→ **GIVEN INSTRUCTION**: Reproduce all entries verbatim, with nothing added or dropped.

→ **DATA FOR THIS TASK**:
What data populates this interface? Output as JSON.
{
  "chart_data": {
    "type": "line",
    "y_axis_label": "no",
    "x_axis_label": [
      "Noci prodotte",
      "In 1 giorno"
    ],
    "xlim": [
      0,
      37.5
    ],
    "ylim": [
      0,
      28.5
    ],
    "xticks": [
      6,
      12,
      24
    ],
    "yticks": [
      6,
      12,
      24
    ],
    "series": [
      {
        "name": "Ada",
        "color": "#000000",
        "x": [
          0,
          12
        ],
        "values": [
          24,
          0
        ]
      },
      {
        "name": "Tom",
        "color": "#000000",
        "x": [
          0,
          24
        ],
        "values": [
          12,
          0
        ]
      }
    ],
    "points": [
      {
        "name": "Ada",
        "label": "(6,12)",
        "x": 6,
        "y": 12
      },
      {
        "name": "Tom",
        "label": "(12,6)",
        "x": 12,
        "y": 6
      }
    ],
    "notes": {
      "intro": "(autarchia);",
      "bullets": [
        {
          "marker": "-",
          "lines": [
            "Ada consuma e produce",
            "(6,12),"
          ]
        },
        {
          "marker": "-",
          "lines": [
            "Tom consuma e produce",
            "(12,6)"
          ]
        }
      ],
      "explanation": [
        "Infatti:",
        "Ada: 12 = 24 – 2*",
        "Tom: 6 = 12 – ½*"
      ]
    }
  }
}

→ **COMPLETED EXERCISE**:
What data populates this interface? Output as JSON.
{
  "chart_data": {
    "type": "line",
    "y_axis_label": "no",
    "x_axis_label": [
      "Noci prodotte",
      "In 1 giorno"
    ],
    "xlim": [
      0,
      37.5
    ],
    "ylim": [
      0,
      28.5
    ],
    "xticks": [
      6,
      12,
      24
    ],
    "yticks": [
      6,
      12,
      24
    ],
    "series": [
      {
        "name": "Ada",
        "color": "#000000",
        "x": [
          0,
          12
        ],
        "values": [
          24,
          0
        ]
      },
      {
        "name": "Tom",
        "color": "#000000",
        "x": [
          0,
          24
        ],
        "values": [
          12,
          0
        ]
      }
    ],
    "points": [
      {
        "name": "Ada",
        "label": "(6,12)",
        "x": 6,
        "y": 12
      },
      {
        "name": "Tom",
        "label": "(12,6)",
        "x": 12,
        "y": 6
      }
    ],
    "notes": {
      "intro": "(autarchia);",
      "bullets": [
        {
          "marker": "-",
          "lines": [
            "Ada consuma e produce",
            "(6,12),"
          ]
        },
        {
          "marker": "-",
          "lines": [
            "Tom consuma e produce",
            "(12,6)"
          ]
        }
      ],
      "explanation": [
        "Infatti:",
        "Ada: 12 = 24 – 2*",
        "Tom: 6 = 12 – ½*"
      ]
    }
  }
}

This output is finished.